━━ TEXT BLOCK

Consider a quantum system with the energies $E_i$ and the eigenstates $\psi_i$

$H \psi_i = E_i \psi_i,$

and let the energies be the rational fractions of some constant $C$:

$E_i= C {M_i \over N_i}$

(for example, for the hydrogen atom, $M_i=1$, $N_i=i^2$, and $C=-13.6 eV$).

Then the truncated (till $\mathbb{N}_{max}$ of states) solution of the time-dependent Schrödinger equation is

$\Psi(t)=\sum_{i=0}^{\mathbb{N}_{max}}a_i e^{-i {{E_i} \over \hbar} t} \psi_i.$

Let $L_{cm}$ be the least common multiple of all $N_i$, and $L_{cd}$ be the greatest common divisor of all $M_i$. Then for each $N_i$, the quantity ${L_{cm}}/ N_i$ is an integer, for each $M_i$ the quantity ${M_{i}}/ L_{cd}$ is an integer, $2 \pi M_i {L_{cm}}/(N_i L_{cd})$ is the full multiple of $2 \pi$ angle, and

$\Psi(t)=\Psi(t+T)$

after the full revival time

$T={2 \pi \hbar \over {L_{cd} C}} L_{cm}$.

For a quantum system as small as hydrogen and $\mathbb{N}_{max}$ as small as 100, a full revival may take quadrillions of years. For example, a Trojan wave packet in a hydrogen atom repeats itself after sweeping almost the whole hypercube of quantum phases exactly every full revival time.

In a system with rational energies—that is, where exact full revival exists—its existence immediately proves the quantum Poincaré recurrence theorem, and the time of the full quantum revival equals the Poincaré recurrence time. While the rational numbers are dense in real numbers, and the arbitrary function of the quantum number can be approximated arbitrarily closely with Padé approximants, for the arbitrarily long times, each quantum system therefore revives almost exactly. It also means that Poincaré recurrence and full revival are mathematically the same thing, and it is commonly accepted that the recurrence is called the full revival if it occurs after a reasonable and physically measurable time that is detectable by realistic apparatus. This happens due to a very special energy spectrum having a large basic energy spacing gap of which the energies are arbitrary (not necessarily harmonic) multiples.

━━━━
━━ EXERCISE DATA

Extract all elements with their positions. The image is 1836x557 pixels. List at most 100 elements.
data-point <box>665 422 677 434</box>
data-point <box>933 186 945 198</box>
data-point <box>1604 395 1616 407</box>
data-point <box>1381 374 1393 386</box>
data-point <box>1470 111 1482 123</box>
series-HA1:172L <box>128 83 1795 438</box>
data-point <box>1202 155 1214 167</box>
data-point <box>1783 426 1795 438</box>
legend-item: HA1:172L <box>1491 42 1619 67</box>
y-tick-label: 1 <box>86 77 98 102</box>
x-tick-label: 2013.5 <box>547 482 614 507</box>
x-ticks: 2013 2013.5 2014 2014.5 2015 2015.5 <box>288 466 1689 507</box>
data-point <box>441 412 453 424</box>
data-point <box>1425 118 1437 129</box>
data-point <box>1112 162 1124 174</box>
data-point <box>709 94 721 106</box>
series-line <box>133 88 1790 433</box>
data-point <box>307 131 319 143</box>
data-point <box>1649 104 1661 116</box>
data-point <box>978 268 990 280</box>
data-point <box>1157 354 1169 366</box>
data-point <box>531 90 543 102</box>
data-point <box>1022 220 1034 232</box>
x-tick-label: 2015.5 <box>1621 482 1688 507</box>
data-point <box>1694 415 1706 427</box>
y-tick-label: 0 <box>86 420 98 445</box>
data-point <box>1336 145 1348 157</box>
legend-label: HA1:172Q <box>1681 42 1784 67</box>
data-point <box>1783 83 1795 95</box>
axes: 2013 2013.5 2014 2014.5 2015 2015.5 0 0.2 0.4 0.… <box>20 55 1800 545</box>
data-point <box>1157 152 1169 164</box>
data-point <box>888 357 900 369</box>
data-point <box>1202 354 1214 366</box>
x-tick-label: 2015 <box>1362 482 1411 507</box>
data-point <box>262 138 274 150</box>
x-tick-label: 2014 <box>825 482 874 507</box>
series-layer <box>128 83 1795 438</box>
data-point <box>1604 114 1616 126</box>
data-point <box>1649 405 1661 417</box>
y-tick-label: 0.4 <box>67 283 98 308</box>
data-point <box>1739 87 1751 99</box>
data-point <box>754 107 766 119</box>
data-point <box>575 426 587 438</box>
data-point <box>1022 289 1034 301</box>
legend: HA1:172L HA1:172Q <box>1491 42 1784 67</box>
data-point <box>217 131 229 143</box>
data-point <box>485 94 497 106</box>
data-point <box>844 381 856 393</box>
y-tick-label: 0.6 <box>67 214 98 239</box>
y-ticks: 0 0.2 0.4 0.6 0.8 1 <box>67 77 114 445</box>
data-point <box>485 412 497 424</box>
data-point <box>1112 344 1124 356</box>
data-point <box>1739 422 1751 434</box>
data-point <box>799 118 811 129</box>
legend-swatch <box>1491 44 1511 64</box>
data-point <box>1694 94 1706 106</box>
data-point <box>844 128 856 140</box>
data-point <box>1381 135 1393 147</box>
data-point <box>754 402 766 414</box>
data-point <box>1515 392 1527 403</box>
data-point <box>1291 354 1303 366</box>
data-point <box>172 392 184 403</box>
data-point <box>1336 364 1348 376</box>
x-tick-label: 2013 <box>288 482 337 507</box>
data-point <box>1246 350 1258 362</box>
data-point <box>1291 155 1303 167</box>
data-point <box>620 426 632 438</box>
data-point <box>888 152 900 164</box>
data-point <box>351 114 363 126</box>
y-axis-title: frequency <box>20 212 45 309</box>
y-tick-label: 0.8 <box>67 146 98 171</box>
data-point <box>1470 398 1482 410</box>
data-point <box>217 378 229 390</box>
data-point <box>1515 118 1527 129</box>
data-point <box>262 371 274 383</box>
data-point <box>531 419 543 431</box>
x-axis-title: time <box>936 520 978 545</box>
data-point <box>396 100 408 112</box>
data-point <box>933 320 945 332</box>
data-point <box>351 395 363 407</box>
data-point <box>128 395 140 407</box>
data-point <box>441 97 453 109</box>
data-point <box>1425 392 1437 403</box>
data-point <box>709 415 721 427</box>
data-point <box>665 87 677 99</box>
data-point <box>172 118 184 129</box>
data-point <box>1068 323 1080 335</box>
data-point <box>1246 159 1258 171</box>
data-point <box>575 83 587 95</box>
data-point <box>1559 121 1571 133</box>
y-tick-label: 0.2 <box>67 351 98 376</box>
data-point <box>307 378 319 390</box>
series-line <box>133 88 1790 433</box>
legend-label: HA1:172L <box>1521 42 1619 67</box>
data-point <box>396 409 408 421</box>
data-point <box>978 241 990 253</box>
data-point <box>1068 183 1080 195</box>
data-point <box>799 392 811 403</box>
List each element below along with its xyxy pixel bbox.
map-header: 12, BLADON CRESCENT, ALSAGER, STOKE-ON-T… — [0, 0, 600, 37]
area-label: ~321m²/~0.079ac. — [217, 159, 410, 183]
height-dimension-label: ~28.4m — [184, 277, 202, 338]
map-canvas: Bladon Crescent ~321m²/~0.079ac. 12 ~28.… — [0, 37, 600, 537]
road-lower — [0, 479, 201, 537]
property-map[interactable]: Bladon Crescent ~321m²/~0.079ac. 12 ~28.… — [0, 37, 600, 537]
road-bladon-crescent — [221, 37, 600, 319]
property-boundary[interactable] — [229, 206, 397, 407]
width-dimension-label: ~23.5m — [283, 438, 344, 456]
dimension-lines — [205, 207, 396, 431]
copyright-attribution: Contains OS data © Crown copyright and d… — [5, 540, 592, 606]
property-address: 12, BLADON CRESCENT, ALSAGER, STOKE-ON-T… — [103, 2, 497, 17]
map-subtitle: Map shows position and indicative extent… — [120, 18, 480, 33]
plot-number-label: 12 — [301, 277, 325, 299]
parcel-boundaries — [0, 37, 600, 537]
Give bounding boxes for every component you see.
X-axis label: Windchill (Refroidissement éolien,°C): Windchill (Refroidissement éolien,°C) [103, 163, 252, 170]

━━━━

### WORK INSTRUCTIONS
Please retype the quantum revival text between "For a quantum" and "full revival time.", inclusive, with no changes. The records are separate material, unrelated to the quantum revival text.

### SOLUTION FOR THIS EXERCISE
For a quantum system as small as hydrogen and $\mathbb{N}_{max}$ as small as 100, a full revival may take quadrillions of years. For example, a Trojan wave packet in a hydrogen atom repeats itself after sweeping almost the whole hypercube of quantum phases exactly every full revival time.